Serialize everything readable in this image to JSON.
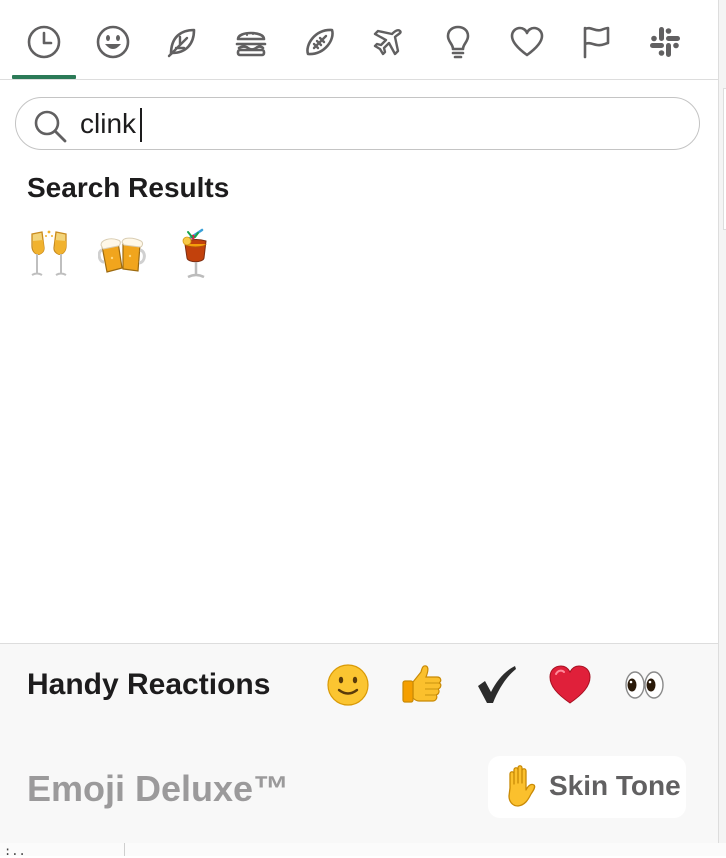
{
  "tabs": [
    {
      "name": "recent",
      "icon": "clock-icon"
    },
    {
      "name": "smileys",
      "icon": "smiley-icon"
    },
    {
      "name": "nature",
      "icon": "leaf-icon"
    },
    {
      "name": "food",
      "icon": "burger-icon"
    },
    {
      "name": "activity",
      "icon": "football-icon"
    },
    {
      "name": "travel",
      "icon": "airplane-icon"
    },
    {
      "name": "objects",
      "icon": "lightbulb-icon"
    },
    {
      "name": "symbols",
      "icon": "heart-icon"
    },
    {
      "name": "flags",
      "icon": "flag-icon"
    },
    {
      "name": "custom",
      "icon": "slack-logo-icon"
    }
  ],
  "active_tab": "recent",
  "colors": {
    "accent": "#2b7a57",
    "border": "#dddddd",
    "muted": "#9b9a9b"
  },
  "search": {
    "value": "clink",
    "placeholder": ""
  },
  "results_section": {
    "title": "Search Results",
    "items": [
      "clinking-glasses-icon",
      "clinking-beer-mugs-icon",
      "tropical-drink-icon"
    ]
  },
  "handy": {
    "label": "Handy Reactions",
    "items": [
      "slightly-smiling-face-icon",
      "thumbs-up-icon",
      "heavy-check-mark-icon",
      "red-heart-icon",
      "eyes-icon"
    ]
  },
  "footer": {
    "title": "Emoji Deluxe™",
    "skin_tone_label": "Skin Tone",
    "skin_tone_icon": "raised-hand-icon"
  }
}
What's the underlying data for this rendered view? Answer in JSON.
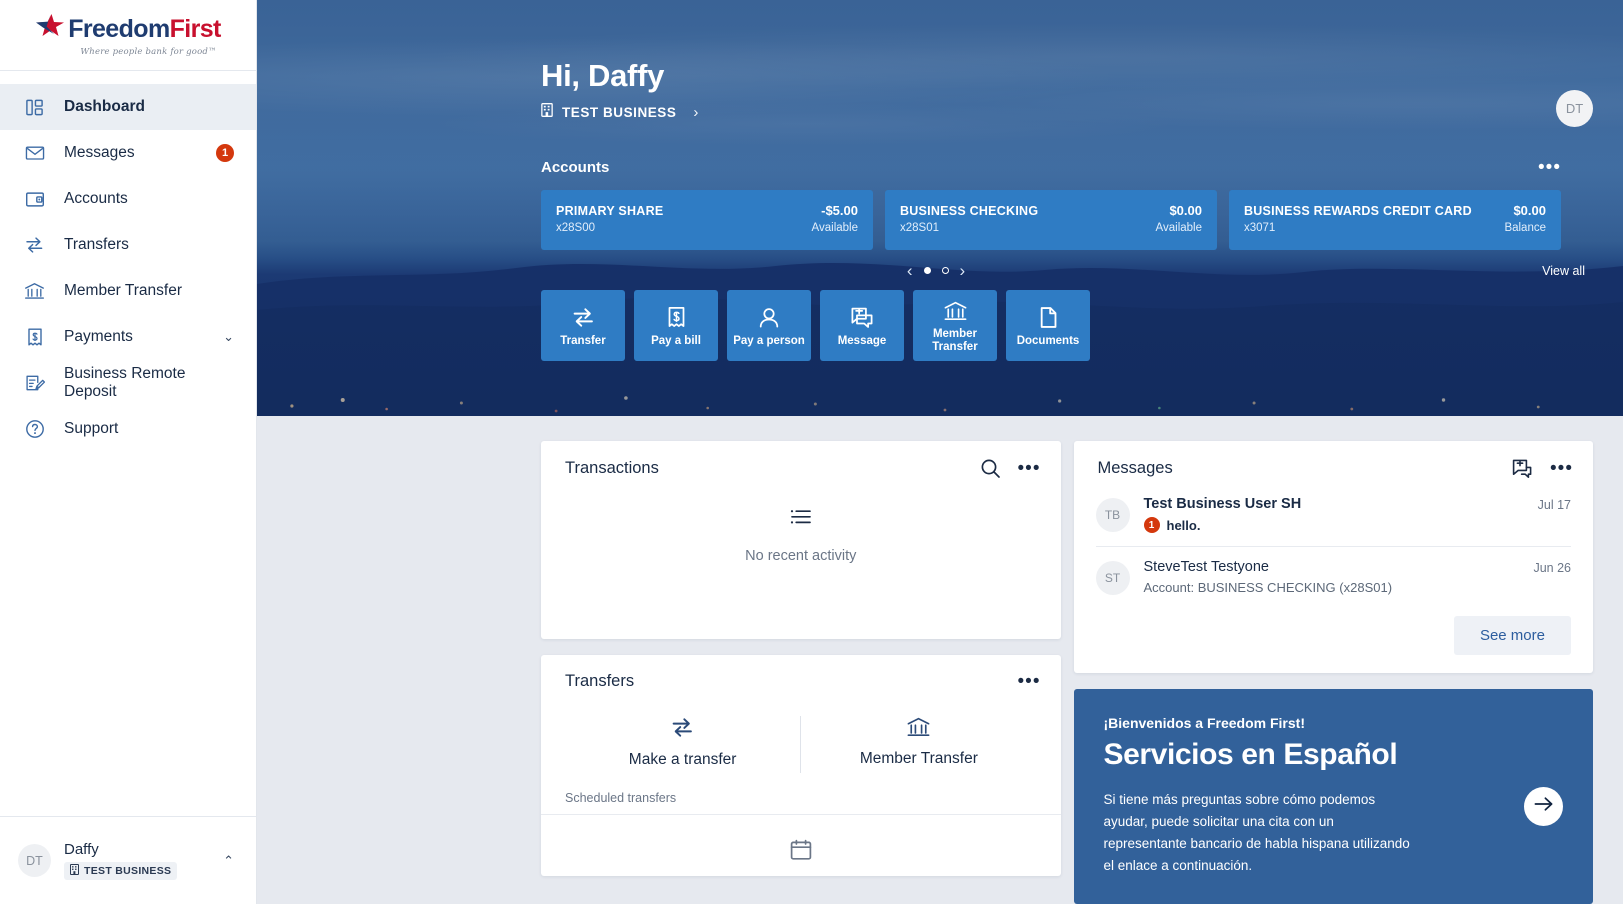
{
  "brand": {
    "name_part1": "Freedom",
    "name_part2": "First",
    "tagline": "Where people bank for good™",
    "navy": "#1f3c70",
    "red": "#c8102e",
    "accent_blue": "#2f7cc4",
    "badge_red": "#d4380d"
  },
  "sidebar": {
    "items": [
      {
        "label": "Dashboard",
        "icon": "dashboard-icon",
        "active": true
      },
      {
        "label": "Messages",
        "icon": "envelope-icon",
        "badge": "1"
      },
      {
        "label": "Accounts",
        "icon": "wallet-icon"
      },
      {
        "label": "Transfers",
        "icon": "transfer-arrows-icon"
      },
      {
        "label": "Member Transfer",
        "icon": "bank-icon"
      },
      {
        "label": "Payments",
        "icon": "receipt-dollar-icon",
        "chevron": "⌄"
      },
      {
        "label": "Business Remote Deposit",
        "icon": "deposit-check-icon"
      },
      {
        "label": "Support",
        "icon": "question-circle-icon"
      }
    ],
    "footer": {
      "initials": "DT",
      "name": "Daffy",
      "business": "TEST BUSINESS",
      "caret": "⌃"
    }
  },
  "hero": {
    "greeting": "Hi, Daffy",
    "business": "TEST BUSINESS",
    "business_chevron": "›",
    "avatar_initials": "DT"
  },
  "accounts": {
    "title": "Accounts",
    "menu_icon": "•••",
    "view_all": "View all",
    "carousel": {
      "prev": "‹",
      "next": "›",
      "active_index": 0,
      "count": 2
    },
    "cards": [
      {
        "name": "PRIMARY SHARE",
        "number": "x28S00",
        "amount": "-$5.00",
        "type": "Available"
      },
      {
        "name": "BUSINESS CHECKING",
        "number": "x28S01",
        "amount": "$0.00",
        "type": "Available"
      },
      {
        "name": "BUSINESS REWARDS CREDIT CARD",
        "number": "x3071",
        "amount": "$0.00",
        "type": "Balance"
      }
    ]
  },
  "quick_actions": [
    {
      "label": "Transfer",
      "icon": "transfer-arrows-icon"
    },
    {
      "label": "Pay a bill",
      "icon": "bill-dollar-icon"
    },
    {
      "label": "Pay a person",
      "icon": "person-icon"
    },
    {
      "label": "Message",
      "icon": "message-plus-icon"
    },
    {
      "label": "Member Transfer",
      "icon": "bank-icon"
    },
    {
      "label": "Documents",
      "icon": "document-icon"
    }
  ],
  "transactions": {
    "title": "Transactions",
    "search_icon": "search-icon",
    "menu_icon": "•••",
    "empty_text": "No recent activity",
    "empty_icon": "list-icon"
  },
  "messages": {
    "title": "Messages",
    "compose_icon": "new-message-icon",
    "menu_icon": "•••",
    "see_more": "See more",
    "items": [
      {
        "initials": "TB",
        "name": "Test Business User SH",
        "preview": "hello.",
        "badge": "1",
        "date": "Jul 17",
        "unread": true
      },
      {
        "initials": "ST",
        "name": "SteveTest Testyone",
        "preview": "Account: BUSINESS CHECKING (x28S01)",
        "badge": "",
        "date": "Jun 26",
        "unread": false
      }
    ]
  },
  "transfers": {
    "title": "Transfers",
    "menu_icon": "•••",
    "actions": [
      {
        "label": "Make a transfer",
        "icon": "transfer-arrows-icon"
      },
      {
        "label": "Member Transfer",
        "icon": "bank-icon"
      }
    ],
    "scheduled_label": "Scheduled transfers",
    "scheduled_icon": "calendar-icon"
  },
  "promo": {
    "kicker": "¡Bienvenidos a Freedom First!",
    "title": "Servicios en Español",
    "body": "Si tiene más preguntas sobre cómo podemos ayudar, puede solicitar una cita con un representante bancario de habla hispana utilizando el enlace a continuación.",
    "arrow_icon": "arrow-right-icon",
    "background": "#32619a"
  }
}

####################

§ **EXERCISE DESCRIPTION**:
Print the records above exactly as they stand, but leave out the pictures.

§ **RESULT BELOW**:
Serialize everything readable in this image to JSON.
{
  "tabs": [
    {
      "name": "recent",
      "icon": "clock-icon"
    },
    {
      "name": "smileys",
      "icon": "smiley-icon"
    },
    {
      "name": "nature",
      "icon": "leaf-icon"
    },
    {
      "name": "food",
      "icon": "burger-icon"
    },
    {
      "name": "activity",
      "icon": "football-icon"
    },
    {
      "name": "travel",
      "icon": "airplane-icon"
    },
    {
      "name": "objects",
      "icon": "lightbulb-icon"
    },
    {
      "name": "symbols",
      "icon": "heart-icon"
    },
    {
      "name": "flags",
      "icon": "flag-icon"
    },
    {
      "name": "custom",
      "icon": "slack-logo-icon"
    }
  ],
  "active_tab": "recent",
  "colors": {
    "accent": "#2b7a57",
    "border": "#dddddd",
    "muted": "#9b9a9b"
  },
  "search": {
    "value": "clink",
    "placeholder": ""
  },
  "results_section": {
    "title": "Search Results",
    "items": [
      "clinking-glasses-icon",
      "clinking-beer-mugs-icon",
      "tropical-drink-icon"
    ]
  },
  "handy": {
    "label": "Handy Reactions",
    "items": [
      "slightly-smiling-face-icon",
      "thumbs-up-icon",
      "heavy-check-mark-icon",
      "red-heart-icon",
      "eyes-icon"
    ]
  },
  "footer": {
    "title": "Emoji Deluxe™",
    "skin_tone_label": "Skin Tone",
    "skin_tone_icon": "raised-hand-icon"
  }
}
What's the underlying data for this rendered view? Answer in JSON.
{
  "brand": {
    "name_part1": "Freedom",
    "name_part2": "First",
    "tagline": "Where people bank for good™",
    "navy": "#1f3c70",
    "red": "#c8102e",
    "accent_blue": "#2f7cc4",
    "badge_red": "#d4380d"
  },
  "sidebar": {
    "items": [
      {
        "label": "Dashboard",
        "icon": "dashboard-icon",
        "active": true
      },
      {
        "label": "Messages",
        "icon": "envelope-icon",
        "badge": "1"
      },
      {
        "label": "Accounts",
        "icon": "wallet-icon"
      },
      {
        "label": "Transfers",
        "icon": "transfer-arrows-icon"
      },
      {
        "label": "Member Transfer",
        "icon": "bank-icon"
      },
      {
        "label": "Payments",
        "icon": "receipt-dollar-icon",
        "chevron": "⌄"
      },
      {
        "label": "Business Remote Deposit",
        "icon": "deposit-check-icon"
      },
      {
        "label": "Support",
        "icon": "question-circle-icon"
      }
    ],
    "footer": {
      "initials": "DT",
      "name": "Daffy",
      "business": "TEST BUSINESS",
      "caret": "⌃"
    }
  },
  "hero": {
    "greeting": "Hi, Daffy",
    "business": "TEST BUSINESS",
    "business_chevron": "›",
    "avatar_initials": "DT"
  },
  "accounts": {
    "title": "Accounts",
    "menu_icon": "•••",
    "view_all": "View all",
    "carousel": {
      "prev": "‹",
      "next": "›",
      "active_index": 0,
      "count": 2
    },
    "cards": [
      {
        "name": "PRIMARY SHARE",
        "number": "x28S00",
        "amount": "-$5.00",
        "type": "Available"
      },
      {
        "name": "BUSINESS CHECKING",
        "number": "x28S01",
        "amount": "$0.00",
        "type": "Available"
      },
      {
        "name": "BUSINESS REWARDS CREDIT CARD",
        "number": "x3071",
        "amount": "$0.00",
        "type": "Balance"
      }
    ]
  },
  "quick_actions": [
    {
      "label": "Transfer",
      "icon": "transfer-arrows-icon"
    },
    {
      "label": "Pay a bill",
      "icon": "bill-dollar-icon"
    },
    {
      "label": "Pay a person",
      "icon": "person-icon"
    },
    {
      "label": "Message",
      "icon": "message-plus-icon"
    },
    {
      "label": "Member Transfer",
      "icon": "bank-icon"
    },
    {
      "label": "Documents",
      "icon": "document-icon"
    }
  ],
  "transactions": {
    "title": "Transactions",
    "search_icon": "search-icon",
    "menu_icon": "•••",
    "empty_text": "No recent activity",
    "empty_icon": "list-icon"
  },
  "messages": {
    "title": "Messages",
    "compose_icon": "new-message-icon",
    "menu_icon": "•••",
    "see_more": "See more",
    "items": [
      {
        "initials": "TB",
        "name": "Test Business User SH",
        "preview": "hello.",
        "badge": "1",
        "date": "Jul 17",
        "unread": true
      },
      {
        "initials": "ST",
        "name": "SteveTest Testyone",
        "preview": "Account: BUSINESS CHECKING (x28S01)",
        "badge": "",
        "date": "Jun 26",
        "unread": false
      }
    ]
  },
  "transfers": {
    "title": "Transfers",
    "menu_icon": "•••",
    "actions": [
      {
        "label": "Make a transfer",
        "icon": "transfer-arrows-icon"
      },
      {
        "label": "Member Transfer",
        "icon": "bank-icon"
      }
    ],
    "scheduled_label": "Scheduled transfers",
    "scheduled_icon": "calendar-icon"
  },
  "promo": {
    "kicker": "¡Bienvenidos a Freedom First!",
    "title": "Servicios en Español",
    "body": "Si tiene más preguntas sobre cómo podemos ayudar, puede solicitar una cita con un representante bancario de habla hispana utilizando el enlace a continuación.",
    "arrow_icon": "arrow-right-icon",
    "background": "#32619a"
  }
}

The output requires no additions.